Collected data entries:

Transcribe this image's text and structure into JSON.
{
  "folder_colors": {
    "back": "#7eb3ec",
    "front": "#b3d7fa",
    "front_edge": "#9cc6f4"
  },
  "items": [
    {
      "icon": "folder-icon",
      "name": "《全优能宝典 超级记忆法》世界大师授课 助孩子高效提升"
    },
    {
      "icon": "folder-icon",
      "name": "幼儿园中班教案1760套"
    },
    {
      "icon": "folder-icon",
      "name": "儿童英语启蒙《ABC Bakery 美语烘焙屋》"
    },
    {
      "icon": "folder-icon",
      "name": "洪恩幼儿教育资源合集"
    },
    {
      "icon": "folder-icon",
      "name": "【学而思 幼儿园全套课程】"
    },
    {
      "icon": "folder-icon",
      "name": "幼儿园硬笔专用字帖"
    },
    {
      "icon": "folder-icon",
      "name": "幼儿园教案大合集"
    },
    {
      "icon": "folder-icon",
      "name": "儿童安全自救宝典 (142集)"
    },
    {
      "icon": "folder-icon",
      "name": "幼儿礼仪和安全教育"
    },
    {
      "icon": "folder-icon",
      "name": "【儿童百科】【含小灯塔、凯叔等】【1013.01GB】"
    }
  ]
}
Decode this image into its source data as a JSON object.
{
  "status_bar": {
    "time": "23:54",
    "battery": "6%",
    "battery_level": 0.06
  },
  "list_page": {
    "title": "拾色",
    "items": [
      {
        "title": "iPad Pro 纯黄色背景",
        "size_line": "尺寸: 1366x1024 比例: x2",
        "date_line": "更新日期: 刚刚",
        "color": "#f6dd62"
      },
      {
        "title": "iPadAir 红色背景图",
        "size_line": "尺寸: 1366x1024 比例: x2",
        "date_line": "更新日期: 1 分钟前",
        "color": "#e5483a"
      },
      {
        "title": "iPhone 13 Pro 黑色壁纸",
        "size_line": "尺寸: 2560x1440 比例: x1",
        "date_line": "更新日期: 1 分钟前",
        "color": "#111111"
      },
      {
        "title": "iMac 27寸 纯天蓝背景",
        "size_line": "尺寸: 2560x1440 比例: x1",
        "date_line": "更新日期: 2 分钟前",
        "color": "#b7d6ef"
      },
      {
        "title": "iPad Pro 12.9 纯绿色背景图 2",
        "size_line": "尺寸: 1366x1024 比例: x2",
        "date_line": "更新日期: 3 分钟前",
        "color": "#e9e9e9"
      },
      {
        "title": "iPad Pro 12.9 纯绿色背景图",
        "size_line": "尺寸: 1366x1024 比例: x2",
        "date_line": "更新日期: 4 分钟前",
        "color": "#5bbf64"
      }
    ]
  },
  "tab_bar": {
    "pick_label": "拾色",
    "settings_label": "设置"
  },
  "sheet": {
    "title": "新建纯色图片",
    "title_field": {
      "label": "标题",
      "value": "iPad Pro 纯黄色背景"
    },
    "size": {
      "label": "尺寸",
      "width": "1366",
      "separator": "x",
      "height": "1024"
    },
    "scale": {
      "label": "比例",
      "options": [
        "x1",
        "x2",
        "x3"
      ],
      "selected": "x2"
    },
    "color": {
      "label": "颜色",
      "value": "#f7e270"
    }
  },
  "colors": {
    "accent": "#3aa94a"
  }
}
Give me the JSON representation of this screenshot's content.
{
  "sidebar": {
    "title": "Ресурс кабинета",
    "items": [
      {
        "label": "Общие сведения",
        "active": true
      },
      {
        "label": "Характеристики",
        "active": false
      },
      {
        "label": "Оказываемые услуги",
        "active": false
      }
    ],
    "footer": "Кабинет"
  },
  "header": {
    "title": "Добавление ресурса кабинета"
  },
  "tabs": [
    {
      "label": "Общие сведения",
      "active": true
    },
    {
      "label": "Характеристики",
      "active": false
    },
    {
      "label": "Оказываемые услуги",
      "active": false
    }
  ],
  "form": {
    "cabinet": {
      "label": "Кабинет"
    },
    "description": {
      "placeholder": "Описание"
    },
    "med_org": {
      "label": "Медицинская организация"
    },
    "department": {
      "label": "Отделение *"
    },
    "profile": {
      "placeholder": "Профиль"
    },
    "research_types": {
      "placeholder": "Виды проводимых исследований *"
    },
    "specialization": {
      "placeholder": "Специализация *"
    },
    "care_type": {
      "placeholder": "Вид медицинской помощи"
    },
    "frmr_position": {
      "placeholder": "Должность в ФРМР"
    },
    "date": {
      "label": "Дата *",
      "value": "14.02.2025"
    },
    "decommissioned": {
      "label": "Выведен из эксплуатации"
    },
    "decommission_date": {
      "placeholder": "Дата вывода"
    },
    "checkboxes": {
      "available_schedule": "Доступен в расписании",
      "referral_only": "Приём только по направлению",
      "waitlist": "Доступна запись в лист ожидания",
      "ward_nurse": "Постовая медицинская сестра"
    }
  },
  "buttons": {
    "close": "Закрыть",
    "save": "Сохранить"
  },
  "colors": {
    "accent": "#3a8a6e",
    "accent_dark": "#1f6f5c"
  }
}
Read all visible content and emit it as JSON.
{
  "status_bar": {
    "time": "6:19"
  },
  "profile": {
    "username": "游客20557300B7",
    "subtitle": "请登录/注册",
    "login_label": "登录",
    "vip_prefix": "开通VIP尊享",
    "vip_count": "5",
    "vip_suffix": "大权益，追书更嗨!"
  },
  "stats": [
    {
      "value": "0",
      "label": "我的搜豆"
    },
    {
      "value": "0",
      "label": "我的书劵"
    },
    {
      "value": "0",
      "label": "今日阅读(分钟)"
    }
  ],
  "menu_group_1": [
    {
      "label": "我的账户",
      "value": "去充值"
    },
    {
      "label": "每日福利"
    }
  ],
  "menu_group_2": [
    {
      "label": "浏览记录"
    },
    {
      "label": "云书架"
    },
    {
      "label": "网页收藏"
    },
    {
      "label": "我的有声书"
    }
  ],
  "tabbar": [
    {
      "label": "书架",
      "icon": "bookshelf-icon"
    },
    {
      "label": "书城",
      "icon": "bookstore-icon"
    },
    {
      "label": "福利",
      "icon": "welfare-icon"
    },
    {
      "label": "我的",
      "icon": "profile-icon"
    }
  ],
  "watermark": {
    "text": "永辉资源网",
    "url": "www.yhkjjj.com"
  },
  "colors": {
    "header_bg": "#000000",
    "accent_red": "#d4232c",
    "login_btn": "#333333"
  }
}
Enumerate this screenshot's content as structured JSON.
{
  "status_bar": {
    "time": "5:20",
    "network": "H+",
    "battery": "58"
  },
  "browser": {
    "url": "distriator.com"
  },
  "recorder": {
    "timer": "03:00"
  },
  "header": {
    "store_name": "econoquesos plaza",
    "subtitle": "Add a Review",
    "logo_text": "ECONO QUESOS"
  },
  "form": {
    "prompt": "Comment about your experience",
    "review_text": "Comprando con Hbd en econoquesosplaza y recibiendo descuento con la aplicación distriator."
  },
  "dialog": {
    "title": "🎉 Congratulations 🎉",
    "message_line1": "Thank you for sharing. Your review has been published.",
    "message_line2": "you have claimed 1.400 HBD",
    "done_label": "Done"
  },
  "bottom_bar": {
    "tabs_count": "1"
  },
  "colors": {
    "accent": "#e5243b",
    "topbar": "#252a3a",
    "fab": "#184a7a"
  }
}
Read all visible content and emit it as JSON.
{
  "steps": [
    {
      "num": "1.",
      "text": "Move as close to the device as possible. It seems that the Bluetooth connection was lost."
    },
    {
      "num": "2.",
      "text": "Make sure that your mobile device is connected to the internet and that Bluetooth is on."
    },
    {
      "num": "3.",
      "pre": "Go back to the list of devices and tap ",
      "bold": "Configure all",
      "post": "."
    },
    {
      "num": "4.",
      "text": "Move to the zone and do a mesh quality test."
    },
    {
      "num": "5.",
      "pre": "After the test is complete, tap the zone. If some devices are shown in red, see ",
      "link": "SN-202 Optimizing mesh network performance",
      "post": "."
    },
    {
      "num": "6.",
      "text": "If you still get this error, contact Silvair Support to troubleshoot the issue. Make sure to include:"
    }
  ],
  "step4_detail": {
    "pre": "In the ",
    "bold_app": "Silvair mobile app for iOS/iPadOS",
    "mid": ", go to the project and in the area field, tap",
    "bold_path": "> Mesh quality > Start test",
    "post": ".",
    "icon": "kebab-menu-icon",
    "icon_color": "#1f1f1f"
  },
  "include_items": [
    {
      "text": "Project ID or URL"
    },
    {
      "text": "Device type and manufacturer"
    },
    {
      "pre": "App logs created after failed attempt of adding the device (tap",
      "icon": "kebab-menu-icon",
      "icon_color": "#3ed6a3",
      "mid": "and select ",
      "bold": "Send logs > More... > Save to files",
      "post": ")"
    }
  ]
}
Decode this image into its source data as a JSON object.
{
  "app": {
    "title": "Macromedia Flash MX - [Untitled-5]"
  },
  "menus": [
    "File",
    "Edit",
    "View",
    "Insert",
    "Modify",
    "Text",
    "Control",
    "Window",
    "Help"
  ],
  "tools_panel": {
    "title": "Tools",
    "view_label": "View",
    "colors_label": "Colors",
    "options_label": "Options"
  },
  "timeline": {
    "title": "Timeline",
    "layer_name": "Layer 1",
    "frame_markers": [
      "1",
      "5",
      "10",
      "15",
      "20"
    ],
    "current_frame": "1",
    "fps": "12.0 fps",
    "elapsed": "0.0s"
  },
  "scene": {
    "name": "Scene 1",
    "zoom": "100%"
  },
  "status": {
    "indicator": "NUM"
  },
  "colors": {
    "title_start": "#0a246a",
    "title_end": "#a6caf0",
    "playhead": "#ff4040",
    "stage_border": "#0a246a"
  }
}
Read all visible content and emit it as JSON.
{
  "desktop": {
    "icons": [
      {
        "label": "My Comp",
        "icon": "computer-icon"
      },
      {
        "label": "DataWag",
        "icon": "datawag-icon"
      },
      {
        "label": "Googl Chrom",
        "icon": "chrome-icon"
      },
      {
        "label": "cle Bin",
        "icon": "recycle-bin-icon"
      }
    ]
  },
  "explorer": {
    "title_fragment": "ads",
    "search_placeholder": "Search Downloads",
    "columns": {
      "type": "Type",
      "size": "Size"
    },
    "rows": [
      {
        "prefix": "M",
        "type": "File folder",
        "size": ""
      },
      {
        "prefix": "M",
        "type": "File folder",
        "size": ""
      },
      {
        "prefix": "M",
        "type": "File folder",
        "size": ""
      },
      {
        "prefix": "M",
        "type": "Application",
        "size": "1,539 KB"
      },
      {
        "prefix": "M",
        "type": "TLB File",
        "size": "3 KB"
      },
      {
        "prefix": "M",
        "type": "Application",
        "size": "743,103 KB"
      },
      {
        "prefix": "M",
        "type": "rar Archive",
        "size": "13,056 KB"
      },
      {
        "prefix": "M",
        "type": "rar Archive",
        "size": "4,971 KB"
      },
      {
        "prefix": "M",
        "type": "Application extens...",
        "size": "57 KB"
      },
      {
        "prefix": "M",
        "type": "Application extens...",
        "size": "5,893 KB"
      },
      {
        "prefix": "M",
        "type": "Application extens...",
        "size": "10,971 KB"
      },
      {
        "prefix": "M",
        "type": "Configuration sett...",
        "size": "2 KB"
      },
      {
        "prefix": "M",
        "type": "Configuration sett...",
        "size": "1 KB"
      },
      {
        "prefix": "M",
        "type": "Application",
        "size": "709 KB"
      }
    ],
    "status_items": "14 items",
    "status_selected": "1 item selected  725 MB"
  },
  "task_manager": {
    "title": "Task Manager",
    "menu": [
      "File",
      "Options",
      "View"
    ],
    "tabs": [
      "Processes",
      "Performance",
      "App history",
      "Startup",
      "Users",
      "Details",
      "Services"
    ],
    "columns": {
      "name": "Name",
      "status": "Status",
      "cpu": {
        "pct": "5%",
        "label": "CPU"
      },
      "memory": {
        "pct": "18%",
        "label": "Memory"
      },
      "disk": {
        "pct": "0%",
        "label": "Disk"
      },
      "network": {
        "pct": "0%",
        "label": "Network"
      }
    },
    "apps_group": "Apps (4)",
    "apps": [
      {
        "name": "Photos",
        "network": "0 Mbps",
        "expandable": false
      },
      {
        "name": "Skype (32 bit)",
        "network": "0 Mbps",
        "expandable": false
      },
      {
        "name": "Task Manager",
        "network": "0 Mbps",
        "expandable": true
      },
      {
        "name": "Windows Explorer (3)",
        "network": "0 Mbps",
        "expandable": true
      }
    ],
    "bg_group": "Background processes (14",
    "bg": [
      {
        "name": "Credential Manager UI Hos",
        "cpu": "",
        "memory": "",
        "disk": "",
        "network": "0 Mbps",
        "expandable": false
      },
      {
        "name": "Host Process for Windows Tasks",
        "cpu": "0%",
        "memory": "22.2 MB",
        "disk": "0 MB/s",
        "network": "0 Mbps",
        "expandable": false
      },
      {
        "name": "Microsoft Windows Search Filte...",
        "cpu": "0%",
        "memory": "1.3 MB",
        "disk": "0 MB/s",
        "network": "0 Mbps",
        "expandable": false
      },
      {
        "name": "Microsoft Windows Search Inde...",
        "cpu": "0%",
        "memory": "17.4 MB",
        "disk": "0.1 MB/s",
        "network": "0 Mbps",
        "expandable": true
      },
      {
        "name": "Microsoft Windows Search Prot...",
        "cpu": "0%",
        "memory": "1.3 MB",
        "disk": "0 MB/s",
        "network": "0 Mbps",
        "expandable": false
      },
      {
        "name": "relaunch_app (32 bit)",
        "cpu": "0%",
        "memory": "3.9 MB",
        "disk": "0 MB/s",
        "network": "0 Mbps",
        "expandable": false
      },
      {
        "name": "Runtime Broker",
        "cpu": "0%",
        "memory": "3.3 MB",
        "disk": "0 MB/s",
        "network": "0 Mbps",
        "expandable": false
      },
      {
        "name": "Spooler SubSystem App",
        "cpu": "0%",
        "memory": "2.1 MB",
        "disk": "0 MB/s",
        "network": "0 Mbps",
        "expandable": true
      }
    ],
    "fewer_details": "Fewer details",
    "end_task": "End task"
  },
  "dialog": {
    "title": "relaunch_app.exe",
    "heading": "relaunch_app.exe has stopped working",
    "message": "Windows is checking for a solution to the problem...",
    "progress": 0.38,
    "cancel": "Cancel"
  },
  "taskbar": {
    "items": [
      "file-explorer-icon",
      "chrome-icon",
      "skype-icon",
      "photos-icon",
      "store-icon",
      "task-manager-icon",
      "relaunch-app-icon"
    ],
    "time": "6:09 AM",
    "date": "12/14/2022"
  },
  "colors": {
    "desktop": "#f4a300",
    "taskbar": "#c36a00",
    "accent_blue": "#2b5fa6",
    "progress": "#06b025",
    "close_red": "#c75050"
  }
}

* What you have to do
Lines from the records above that hold "subtitle" are the ones to list.

* Exercise answer
    "subtitle": "请登录/注册",
    "subtitle": "Add a Review",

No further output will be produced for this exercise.